• **Work to complete**:
All records should be reproduced verbatim.

☆ ☆ ☆ ☆ ☆

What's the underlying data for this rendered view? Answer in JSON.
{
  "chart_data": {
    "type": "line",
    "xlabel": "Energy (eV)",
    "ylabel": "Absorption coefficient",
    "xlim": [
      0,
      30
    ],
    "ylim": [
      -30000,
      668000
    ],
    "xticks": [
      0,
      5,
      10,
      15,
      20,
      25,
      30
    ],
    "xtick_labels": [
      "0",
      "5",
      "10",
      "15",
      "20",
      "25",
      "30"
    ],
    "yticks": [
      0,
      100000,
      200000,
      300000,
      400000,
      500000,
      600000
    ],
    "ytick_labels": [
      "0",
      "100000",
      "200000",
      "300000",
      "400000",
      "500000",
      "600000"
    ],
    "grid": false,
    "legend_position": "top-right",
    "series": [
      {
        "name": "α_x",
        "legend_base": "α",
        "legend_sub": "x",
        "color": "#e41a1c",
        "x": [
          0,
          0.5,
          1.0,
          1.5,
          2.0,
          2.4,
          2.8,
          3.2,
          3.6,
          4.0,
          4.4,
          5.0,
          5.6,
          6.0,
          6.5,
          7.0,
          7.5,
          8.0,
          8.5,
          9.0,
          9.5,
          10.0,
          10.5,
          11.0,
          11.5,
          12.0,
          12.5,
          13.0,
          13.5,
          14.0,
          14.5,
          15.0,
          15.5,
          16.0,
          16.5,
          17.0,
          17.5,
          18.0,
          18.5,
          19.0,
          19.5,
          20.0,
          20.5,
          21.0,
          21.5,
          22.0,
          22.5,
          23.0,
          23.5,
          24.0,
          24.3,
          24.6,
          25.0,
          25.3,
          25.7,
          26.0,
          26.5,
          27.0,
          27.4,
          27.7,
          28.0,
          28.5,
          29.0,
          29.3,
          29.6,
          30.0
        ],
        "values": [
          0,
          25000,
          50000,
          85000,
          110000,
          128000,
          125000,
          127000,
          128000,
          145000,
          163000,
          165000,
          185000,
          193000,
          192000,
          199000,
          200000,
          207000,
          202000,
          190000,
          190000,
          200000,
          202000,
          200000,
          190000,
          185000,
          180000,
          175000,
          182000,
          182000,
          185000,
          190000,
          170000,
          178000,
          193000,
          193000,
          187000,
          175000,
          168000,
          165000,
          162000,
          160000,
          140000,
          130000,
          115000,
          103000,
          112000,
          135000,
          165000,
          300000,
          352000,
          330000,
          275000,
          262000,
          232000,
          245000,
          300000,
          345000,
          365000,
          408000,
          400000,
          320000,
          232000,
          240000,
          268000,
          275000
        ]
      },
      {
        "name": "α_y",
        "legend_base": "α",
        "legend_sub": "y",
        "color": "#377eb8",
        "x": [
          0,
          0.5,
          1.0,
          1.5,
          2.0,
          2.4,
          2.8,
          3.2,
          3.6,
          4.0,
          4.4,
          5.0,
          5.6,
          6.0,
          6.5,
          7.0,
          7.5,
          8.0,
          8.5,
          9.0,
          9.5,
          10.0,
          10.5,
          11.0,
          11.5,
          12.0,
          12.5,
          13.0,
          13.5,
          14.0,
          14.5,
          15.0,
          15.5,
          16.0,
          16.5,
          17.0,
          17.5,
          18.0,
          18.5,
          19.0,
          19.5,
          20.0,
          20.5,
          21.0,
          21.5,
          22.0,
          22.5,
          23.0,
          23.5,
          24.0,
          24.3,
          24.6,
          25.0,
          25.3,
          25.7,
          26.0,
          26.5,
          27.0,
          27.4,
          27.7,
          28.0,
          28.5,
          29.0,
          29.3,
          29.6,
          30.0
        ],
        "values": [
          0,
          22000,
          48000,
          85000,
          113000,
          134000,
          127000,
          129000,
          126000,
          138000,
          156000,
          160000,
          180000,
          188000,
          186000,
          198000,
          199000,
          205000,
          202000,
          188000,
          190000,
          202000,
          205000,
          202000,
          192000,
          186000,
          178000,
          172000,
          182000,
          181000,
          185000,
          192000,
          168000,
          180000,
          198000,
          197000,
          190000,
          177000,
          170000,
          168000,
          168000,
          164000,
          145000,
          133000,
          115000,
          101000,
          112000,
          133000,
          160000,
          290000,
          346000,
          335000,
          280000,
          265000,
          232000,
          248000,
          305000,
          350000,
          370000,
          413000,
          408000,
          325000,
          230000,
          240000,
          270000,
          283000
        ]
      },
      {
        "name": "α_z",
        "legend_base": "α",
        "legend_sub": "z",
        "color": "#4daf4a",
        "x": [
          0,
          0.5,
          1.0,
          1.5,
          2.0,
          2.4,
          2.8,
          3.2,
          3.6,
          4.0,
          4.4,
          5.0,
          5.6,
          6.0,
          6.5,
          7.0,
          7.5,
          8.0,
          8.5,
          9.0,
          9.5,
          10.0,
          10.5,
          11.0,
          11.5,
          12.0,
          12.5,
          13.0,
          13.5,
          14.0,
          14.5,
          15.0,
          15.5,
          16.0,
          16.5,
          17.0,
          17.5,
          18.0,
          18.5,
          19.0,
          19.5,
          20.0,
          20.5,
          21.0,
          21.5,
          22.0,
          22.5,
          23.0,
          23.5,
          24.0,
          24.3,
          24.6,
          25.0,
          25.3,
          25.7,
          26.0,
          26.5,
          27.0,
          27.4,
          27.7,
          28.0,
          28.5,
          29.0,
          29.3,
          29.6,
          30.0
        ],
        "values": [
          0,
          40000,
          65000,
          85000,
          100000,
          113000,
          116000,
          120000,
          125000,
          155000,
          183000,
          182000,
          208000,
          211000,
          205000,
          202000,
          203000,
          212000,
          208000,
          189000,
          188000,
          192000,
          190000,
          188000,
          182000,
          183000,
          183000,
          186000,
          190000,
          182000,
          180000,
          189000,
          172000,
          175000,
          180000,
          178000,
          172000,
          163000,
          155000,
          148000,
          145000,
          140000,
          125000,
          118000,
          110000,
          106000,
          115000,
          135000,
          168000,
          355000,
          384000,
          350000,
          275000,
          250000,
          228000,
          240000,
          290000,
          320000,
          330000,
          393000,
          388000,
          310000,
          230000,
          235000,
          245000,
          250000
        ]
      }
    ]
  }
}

☆ ☆ ☆ ☆ ☆

• **Result for this task**:
What's the underlying data for this rendered view? Answer in JSON.
{
  "chart_data": {
    "type": "line",
    "xlabel": "Energy (eV)",
    "ylabel": "Absorption coefficient",
    "xlim": [
      0,
      30
    ],
    "ylim": [
      -30000,
      668000
    ],
    "xticks": [
      0,
      5,
      10,
      15,
      20,
      25,
      30
    ],
    "xtick_labels": [
      "0",
      "5",
      "10",
      "15",
      "20",
      "25",
      "30"
    ],
    "yticks": [
      0,
      100000,
      200000,
      300000,
      400000,
      500000,
      600000
    ],
    "ytick_labels": [
      "0",
      "100000",
      "200000",
      "300000",
      "400000",
      "500000",
      "600000"
    ],
    "grid": false,
    "legend_position": "top-right",
    "series": [
      {
        "name": "α_x",
        "legend_base": "α",
        "legend_sub": "x",
        "color": "#e41a1c",
        "x": [
          0,
          0.5,
          1.0,
          1.5,
          2.0,
          2.4,
          2.8,
          3.2,
          3.6,
          4.0,
          4.4,
          5.0,
          5.6,
          6.0,
          6.5,
          7.0,
          7.5,
          8.0,
          8.5,
          9.0,
          9.5,
          10.0,
          10.5,
          11.0,
          11.5,
          12.0,
          12.5,
          13.0,
          13.5,
          14.0,
          14.5,
          15.0,
          15.5,
          16.0,
          16.5,
          17.0,
          17.5,
          18.0,
          18.5,
          19.0,
          19.5,
          20.0,
          20.5,
          21.0,
          21.5,
          22.0,
          22.5,
          23.0,
          23.5,
          24.0,
          24.3,
          24.6,
          25.0,
          25.3,
          25.7,
          26.0,
          26.5,
          27.0,
          27.4,
          27.7,
          28.0,
          28.5,
          29.0,
          29.3,
          29.6,
          30.0
        ],
        "values": [
          0,
          25000,
          50000,
          85000,
          110000,
          128000,
          125000,
          127000,
          128000,
          145000,
          163000,
          165000,
          185000,
          193000,
          192000,
          199000,
          200000,
          207000,
          202000,
          190000,
          190000,
          200000,
          202000,
          200000,
          190000,
          185000,
          180000,
          175000,
          182000,
          182000,
          185000,
          190000,
          170000,
          178000,
          193000,
          193000,
          187000,
          175000,
          168000,
          165000,
          162000,
          160000,
          140000,
          130000,
          115000,
          103000,
          112000,
          135000,
          165000,
          300000,
          352000,
          330000,
          275000,
          262000,
          232000,
          245000,
          300000,
          345000,
          365000,
          408000,
          400000,
          320000,
          232000,
          240000,
          268000,
          275000
        ]
      },
      {
        "name": "α_y",
        "legend_base": "α",
        "legend_sub": "y",
        "color": "#377eb8",
        "x": [
          0,
          0.5,
          1.0,
          1.5,
          2.0,
          2.4,
          2.8,
          3.2,
          3.6,
          4.0,
          4.4,
          5.0,
          5.6,
          6.0,
          6.5,
          7.0,
          7.5,
          8.0,
          8.5,
          9.0,
          9.5,
          10.0,
          10.5,
          11.0,
          11.5,
          12.0,
          12.5,
          13.0,
          13.5,
          14.0,
          14.5,
          15.0,
          15.5,
          16.0,
          16.5,
          17.0,
          17.5,
          18.0,
          18.5,
          19.0,
          19.5,
          20.0,
          20.5,
          21.0,
          21.5,
          22.0,
          22.5,
          23.0,
          23.5,
          24.0,
          24.3,
          24.6,
          25.0,
          25.3,
          25.7,
          26.0,
          26.5,
          27.0,
          27.4,
          27.7,
          28.0,
          28.5,
          29.0,
          29.3,
          29.6,
          30.0
        ],
        "values": [
          0,
          22000,
          48000,
          85000,
          113000,
          134000,
          127000,
          129000,
          126000,
          138000,
          156000,
          160000,
          180000,
          188000,
          186000,
          198000,
          199000,
          205000,
          202000,
          188000,
          190000,
          202000,
          205000,
          202000,
          192000,
          186000,
          178000,
          172000,
          182000,
          181000,
          185000,
          192000,
          168000,
          180000,
          198000,
          197000,
          190000,
          177000,
          170000,
          168000,
          168000,
          164000,
          145000,
          133000,
          115000,
          101000,
          112000,
          133000,
          160000,
          290000,
          346000,
          335000,
          280000,
          265000,
          232000,
          248000,
          305000,
          350000,
          370000,
          413000,
          408000,
          325000,
          230000,
          240000,
          270000,
          283000
        ]
      },
      {
        "name": "α_z",
        "legend_base": "α",
        "legend_sub": "z",
        "color": "#4daf4a",
        "x": [
          0,
          0.5,
          1.0,
          1.5,
          2.0,
          2.4,
          2.8,
          3.2,
          3.6,
          4.0,
          4.4,
          5.0,
          5.6,
          6.0,
          6.5,
          7.0,
          7.5,
          8.0,
          8.5,
          9.0,
          9.5,
          10.0,
          10.5,
          11.0,
          11.5,
          12.0,
          12.5,
          13.0,
          13.5,
          14.0,
          14.5,
          15.0,
          15.5,
          16.0,
          16.5,
          17.0,
          17.5,
          18.0,
          18.5,
          19.0,
          19.5,
          20.0,
          20.5,
          21.0,
          21.5,
          22.0,
          22.5,
          23.0,
          23.5,
          24.0,
          24.3,
          24.6,
          25.0,
          25.3,
          25.7,
          26.0,
          26.5,
          27.0,
          27.4,
          27.7,
          28.0,
          28.5,
          29.0,
          29.3,
          29.6,
          30.0
        ],
        "values": [
          0,
          40000,
          65000,
          85000,
          100000,
          113000,
          116000,
          120000,
          125000,
          155000,
          183000,
          182000,
          208000,
          211000,
          205000,
          202000,
          203000,
          212000,
          208000,
          189000,
          188000,
          192000,
          190000,
          188000,
          182000,
          183000,
          183000,
          186000,
          190000,
          182000,
          180000,
          189000,
          172000,
          175000,
          180000,
          178000,
          172000,
          163000,
          155000,
          148000,
          145000,
          140000,
          125000,
          118000,
          110000,
          106000,
          115000,
          135000,
          168000,
          355000,
          384000,
          350000,
          275000,
          250000,
          228000,
          240000,
          290000,
          320000,
          330000,
          393000,
          388000,
          310000,
          230000,
          235000,
          245000,
          250000
        ]
      }
    ]
  }
}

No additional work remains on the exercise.